| WHAT TO WORK ON |
Go through the records and give each one again exactly.

| DATA PROVIDED |
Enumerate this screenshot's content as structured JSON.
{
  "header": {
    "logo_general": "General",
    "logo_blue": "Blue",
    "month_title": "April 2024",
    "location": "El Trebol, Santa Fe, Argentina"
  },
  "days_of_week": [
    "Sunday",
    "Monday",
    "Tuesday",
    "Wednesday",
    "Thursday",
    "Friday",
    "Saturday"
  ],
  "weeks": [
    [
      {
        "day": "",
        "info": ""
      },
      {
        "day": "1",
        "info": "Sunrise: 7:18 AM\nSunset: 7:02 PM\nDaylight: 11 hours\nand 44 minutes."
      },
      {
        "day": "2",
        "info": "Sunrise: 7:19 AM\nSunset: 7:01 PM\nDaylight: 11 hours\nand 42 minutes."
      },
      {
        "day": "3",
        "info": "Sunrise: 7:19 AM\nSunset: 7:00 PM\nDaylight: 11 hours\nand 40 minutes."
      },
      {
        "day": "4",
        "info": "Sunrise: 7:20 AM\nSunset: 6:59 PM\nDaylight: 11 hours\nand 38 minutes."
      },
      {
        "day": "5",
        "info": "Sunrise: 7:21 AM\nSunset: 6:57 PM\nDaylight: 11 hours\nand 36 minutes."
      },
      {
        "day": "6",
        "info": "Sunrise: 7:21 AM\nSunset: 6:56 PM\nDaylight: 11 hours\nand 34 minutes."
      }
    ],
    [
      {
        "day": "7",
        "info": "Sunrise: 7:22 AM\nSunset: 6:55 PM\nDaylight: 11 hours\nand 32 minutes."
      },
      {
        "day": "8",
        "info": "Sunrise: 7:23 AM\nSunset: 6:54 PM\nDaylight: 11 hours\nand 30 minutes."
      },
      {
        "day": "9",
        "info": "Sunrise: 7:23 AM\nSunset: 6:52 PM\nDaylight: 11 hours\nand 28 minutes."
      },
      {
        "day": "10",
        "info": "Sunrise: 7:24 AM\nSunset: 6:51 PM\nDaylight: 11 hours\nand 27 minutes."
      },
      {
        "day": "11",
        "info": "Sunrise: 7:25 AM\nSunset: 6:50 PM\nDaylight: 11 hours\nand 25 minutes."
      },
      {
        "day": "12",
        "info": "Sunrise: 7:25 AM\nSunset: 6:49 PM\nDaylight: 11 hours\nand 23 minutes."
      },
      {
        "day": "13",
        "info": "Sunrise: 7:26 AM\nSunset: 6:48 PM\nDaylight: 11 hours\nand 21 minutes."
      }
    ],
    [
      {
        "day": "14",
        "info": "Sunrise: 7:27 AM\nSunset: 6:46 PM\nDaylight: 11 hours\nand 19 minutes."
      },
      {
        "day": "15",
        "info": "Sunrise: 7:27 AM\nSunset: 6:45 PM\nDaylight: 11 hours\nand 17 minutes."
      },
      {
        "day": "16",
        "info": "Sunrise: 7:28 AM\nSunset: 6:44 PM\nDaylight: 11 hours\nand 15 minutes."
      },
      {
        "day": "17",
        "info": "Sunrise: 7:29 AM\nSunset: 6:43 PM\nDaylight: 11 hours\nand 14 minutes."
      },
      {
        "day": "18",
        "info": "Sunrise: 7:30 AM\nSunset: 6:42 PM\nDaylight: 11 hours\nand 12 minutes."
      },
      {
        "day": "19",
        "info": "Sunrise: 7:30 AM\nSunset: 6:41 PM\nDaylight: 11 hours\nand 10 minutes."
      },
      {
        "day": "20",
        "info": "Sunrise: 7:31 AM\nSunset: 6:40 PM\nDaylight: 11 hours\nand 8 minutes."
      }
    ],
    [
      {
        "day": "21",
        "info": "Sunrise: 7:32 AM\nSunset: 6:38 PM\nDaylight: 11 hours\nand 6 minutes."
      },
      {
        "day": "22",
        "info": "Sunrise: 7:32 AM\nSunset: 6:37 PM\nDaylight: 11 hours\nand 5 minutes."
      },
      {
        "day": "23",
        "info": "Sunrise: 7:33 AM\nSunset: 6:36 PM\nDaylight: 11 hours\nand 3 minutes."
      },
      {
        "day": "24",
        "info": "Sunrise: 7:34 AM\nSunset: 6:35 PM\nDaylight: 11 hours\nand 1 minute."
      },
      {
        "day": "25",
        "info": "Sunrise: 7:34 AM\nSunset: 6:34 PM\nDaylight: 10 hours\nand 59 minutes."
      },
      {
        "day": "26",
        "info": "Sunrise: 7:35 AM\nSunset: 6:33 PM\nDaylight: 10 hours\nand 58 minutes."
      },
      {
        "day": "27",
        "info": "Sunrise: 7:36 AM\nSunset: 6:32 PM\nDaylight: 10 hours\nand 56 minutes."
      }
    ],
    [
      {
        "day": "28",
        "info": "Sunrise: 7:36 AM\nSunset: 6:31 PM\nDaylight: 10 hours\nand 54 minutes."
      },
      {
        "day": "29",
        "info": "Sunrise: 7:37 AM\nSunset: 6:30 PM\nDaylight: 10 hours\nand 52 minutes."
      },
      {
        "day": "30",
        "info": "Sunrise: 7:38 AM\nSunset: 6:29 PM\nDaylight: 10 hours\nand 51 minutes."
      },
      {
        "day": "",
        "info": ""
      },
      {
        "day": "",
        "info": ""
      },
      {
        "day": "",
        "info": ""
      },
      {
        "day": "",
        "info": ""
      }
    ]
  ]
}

| ANSWER IN FULL |
Enumerate this screenshot's content as structured JSON.
{
  "header": {
    "logo_general": "General",
    "logo_blue": "Blue",
    "month_title": "April 2024",
    "location": "El Trebol, Santa Fe, Argentina"
  },
  "days_of_week": [
    "Sunday",
    "Monday",
    "Tuesday",
    "Wednesday",
    "Thursday",
    "Friday",
    "Saturday"
  ],
  "weeks": [
    [
      {
        "day": "",
        "info": ""
      },
      {
        "day": "1",
        "info": "Sunrise: 7:18 AM\nSunset: 7:02 PM\nDaylight: 11 hours\nand 44 minutes."
      },
      {
        "day": "2",
        "info": "Sunrise: 7:19 AM\nSunset: 7:01 PM\nDaylight: 11 hours\nand 42 minutes."
      },
      {
        "day": "3",
        "info": "Sunrise: 7:19 AM\nSunset: 7:00 PM\nDaylight: 11 hours\nand 40 minutes."
      },
      {
        "day": "4",
        "info": "Sunrise: 7:20 AM\nSunset: 6:59 PM\nDaylight: 11 hours\nand 38 minutes."
      },
      {
        "day": "5",
        "info": "Sunrise: 7:21 AM\nSunset: 6:57 PM\nDaylight: 11 hours\nand 36 minutes."
      },
      {
        "day": "6",
        "info": "Sunrise: 7:21 AM\nSunset: 6:56 PM\nDaylight: 11 hours\nand 34 minutes."
      }
    ],
    [
      {
        "day": "7",
        "info": "Sunrise: 7:22 AM\nSunset: 6:55 PM\nDaylight: 11 hours\nand 32 minutes."
      },
      {
        "day": "8",
        "info": "Sunrise: 7:23 AM\nSunset: 6:54 PM\nDaylight: 11 hours\nand 30 minutes."
      },
      {
        "day": "9",
        "info": "Sunrise: 7:23 AM\nSunset: 6:52 PM\nDaylight: 11 hours\nand 28 minutes."
      },
      {
        "day": "10",
        "info": "Sunrise: 7:24 AM\nSunset: 6:51 PM\nDaylight: 11 hours\nand 27 minutes."
      },
      {
        "day": "11",
        "info": "Sunrise: 7:25 AM\nSunset: 6:50 PM\nDaylight: 11 hours\nand 25 minutes."
      },
      {
        "day": "12",
        "info": "Sunrise: 7:25 AM\nSunset: 6:49 PM\nDaylight: 11 hours\nand 23 minutes."
      },
      {
        "day": "13",
        "info": "Sunrise: 7:26 AM\nSunset: 6:48 PM\nDaylight: 11 hours\nand 21 minutes."
      }
    ],
    [
      {
        "day": "14",
        "info": "Sunrise: 7:27 AM\nSunset: 6:46 PM\nDaylight: 11 hours\nand 19 minutes."
      },
      {
        "day": "15",
        "info": "Sunrise: 7:27 AM\nSunset: 6:45 PM\nDaylight: 11 hours\nand 17 minutes."
      },
      {
        "day": "16",
        "info": "Sunrise: 7:28 AM\nSunset: 6:44 PM\nDaylight: 11 hours\nand 15 minutes."
      },
      {
        "day": "17",
        "info": "Sunrise: 7:29 AM\nSunset: 6:43 PM\nDaylight: 11 hours\nand 14 minutes."
      },
      {
        "day": "18",
        "info": "Sunrise: 7:30 AM\nSunset: 6:42 PM\nDaylight: 11 hours\nand 12 minutes."
      },
      {
        "day": "19",
        "info": "Sunrise: 7:30 AM\nSunset: 6:41 PM\nDaylight: 11 hours\nand 10 minutes."
      },
      {
        "day": "20",
        "info": "Sunrise: 7:31 AM\nSunset: 6:40 PM\nDaylight: 11 hours\nand 8 minutes."
      }
    ],
    [
      {
        "day": "21",
        "info": "Sunrise: 7:32 AM\nSunset: 6:38 PM\nDaylight: 11 hours\nand 6 minutes."
      },
      {
        "day": "22",
        "info": "Sunrise: 7:32 AM\nSunset: 6:37 PM\nDaylight: 11 hours\nand 5 minutes."
      },
      {
        "day": "23",
        "info": "Sunrise: 7:33 AM\nSunset: 6:36 PM\nDaylight: 11 hours\nand 3 minutes."
      },
      {
        "day": "24",
        "info": "Sunrise: 7:34 AM\nSunset: 6:35 PM\nDaylight: 11 hours\nand 1 minute."
      },
      {
        "day": "25",
        "info": "Sunrise: 7:34 AM\nSunset: 6:34 PM\nDaylight: 10 hours\nand 59 minutes."
      },
      {
        "day": "26",
        "info": "Sunrise: 7:35 AM\nSunset: 6:33 PM\nDaylight: 10 hours\nand 58 minutes."
      },
      {
        "day": "27",
        "info": "Sunrise: 7:36 AM\nSunset: 6:32 PM\nDaylight: 10 hours\nand 56 minutes."
      }
    ],
    [
      {
        "day": "28",
        "info": "Sunrise: 7:36 AM\nSunset: 6:31 PM\nDaylight: 10 hours\nand 54 minutes."
      },
      {
        "day": "29",
        "info": "Sunrise: 7:37 AM\nSunset: 6:30 PM\nDaylight: 10 hours\nand 52 minutes."
      },
      {
        "day": "30",
        "info": "Sunrise: 7:38 AM\nSunset: 6:29 PM\nDaylight: 10 hours\nand 51 minutes."
      },
      {
        "day": "",
        "info": ""
      },
      {
        "day": "",
        "info": ""
      },
      {
        "day": "",
        "info": ""
      },
      {
        "day": "",
        "info": ""
      }
    ]
  ]
}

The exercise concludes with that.